- _Layout records_
++++++++

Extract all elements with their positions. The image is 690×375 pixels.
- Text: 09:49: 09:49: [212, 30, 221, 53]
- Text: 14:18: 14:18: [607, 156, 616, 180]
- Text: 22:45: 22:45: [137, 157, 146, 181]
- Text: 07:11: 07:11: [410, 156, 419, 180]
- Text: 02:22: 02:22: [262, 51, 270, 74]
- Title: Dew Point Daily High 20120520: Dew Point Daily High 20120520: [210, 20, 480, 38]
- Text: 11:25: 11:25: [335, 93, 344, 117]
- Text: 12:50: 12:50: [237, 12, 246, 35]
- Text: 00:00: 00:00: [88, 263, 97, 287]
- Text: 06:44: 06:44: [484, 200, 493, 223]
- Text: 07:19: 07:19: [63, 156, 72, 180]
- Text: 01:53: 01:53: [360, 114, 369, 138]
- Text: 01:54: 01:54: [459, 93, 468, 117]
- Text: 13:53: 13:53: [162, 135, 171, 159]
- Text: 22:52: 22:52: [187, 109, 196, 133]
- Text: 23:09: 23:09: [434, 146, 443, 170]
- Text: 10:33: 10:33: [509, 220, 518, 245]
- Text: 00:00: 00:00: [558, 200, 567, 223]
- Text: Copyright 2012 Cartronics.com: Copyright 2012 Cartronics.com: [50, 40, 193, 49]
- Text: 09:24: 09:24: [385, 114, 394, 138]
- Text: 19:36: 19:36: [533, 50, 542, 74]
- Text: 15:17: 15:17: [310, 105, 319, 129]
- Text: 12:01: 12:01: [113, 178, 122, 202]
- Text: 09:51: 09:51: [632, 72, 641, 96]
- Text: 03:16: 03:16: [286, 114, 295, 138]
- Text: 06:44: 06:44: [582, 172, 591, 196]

++++++++

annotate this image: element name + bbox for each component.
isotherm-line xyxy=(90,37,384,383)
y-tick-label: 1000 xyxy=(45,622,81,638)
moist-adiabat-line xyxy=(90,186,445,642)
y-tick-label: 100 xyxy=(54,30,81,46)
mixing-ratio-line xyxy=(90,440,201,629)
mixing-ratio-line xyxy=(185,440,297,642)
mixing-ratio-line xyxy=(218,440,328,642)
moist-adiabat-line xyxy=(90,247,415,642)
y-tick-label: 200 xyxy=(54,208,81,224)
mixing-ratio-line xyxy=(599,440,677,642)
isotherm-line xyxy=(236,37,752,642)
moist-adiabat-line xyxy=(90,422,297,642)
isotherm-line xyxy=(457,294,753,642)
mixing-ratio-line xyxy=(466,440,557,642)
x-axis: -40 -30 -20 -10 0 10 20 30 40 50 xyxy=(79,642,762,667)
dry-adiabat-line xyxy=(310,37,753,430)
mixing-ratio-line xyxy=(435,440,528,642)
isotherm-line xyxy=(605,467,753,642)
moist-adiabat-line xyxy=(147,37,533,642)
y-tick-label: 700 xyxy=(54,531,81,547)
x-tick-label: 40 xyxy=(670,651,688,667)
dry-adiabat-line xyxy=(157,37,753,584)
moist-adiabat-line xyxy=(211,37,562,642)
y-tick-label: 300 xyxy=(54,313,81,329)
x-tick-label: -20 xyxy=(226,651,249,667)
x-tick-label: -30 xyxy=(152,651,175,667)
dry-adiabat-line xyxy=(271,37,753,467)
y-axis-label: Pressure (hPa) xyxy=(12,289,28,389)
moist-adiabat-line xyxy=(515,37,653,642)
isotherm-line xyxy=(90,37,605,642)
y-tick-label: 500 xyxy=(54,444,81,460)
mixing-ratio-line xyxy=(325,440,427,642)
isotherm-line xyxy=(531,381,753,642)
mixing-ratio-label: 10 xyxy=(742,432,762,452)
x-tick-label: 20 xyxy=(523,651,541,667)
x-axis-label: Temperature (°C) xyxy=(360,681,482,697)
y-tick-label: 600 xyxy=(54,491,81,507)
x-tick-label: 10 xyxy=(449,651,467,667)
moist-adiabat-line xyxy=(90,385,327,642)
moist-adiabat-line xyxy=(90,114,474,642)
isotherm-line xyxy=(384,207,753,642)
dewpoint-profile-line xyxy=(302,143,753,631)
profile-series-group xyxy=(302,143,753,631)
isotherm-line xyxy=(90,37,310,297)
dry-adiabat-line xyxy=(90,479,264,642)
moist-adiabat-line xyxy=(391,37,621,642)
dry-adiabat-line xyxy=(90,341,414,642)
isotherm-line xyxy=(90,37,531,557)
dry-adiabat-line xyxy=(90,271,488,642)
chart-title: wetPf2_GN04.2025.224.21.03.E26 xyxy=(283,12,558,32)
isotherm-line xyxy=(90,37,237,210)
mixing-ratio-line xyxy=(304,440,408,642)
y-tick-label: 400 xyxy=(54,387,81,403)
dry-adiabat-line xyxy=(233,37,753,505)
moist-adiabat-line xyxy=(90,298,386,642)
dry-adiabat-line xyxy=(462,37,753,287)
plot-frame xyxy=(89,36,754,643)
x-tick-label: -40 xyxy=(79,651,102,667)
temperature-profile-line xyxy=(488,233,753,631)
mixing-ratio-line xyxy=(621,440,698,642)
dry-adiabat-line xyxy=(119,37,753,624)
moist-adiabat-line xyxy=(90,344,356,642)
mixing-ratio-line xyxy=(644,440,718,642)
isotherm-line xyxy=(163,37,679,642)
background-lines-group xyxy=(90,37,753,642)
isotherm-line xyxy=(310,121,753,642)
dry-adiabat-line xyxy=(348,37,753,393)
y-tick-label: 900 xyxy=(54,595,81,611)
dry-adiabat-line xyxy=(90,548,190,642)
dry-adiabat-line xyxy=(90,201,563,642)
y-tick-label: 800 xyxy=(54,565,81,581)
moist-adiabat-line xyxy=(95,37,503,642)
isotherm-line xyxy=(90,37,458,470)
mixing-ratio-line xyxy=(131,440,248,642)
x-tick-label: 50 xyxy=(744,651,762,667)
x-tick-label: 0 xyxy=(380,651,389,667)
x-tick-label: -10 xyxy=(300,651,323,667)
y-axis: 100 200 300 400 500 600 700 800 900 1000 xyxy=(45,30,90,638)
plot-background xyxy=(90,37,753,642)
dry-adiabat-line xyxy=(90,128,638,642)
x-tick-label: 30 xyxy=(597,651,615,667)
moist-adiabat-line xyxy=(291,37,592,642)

++++++++

- _WRITTEN EXERCISE_
Copy the data between the lines holding "Extract all elements" and "- Text: 06:44: 06:44: [582, 172, 591, 196]", inclusive, swapping "Dew Point" for "Dewpoint" and leaving everything else as it is.

- _ANSWER BELOW_
Extract all elements with their positions. The image is 690×375 pixels.
- Text: 09:49: 09:49: [212, 30, 221, 53]
- Text: 14:18: 14:18: [607, 156, 616, 180]
- Text: 22:45: 22:45: [137, 157, 146, 181]
- Text: 07:11: 07:11: [410, 156, 419, 180]
- Text: 02:22: 02:22: [262, 51, 270, 74]
- Title: Dewpoint Daily High 20120520: Dewpoint Daily High 20120520: [210, 20, 480, 38]
- Text: 11:25: 11:25: [335, 93, 344, 117]
- Text: 12:50: 12:50: [237, 12, 246, 35]
- Text: 00:00: 00:00: [88, 263, 97, 287]
- Text: 06:44: 06:44: [484, 200, 493, 223]
- Text: 07:19: 07:19: [63, 156, 72, 180]
- Text: 01:53: 01:53: [360, 114, 369, 138]
- Text: 01:54: 01:54: [459, 93, 468, 117]
- Text: 13:53: 13:53: [162, 135, 171, 159]
- Text: 22:52: 22:52: [187, 109, 196, 133]
- Text: 23:09: 23:09: [434, 146, 443, 170]
- Text: 10:33: 10:33: [509, 220, 518, 245]
- Text: 00:00: 00:00: [558, 200, 567, 223]
- Text: Copyright 2012 Cartronics.com: Copyright 2012 Cartronics.com: [50, 40, 193, 49]
- Text: 09:24: 09:24: [385, 114, 394, 138]
- Text: 19:36: 19:36: [533, 50, 542, 74]
- Text: 15:17: 15:17: [310, 105, 319, 129]
- Text: 12:01: 12:01: [113, 178, 122, 202]
- Text: 09:51: 09:51: [632, 72, 641, 96]
- Text: 03:16: 03:16: [286, 114, 295, 138]
- Text: 06:44: 06:44: [582, 172, 591, 196]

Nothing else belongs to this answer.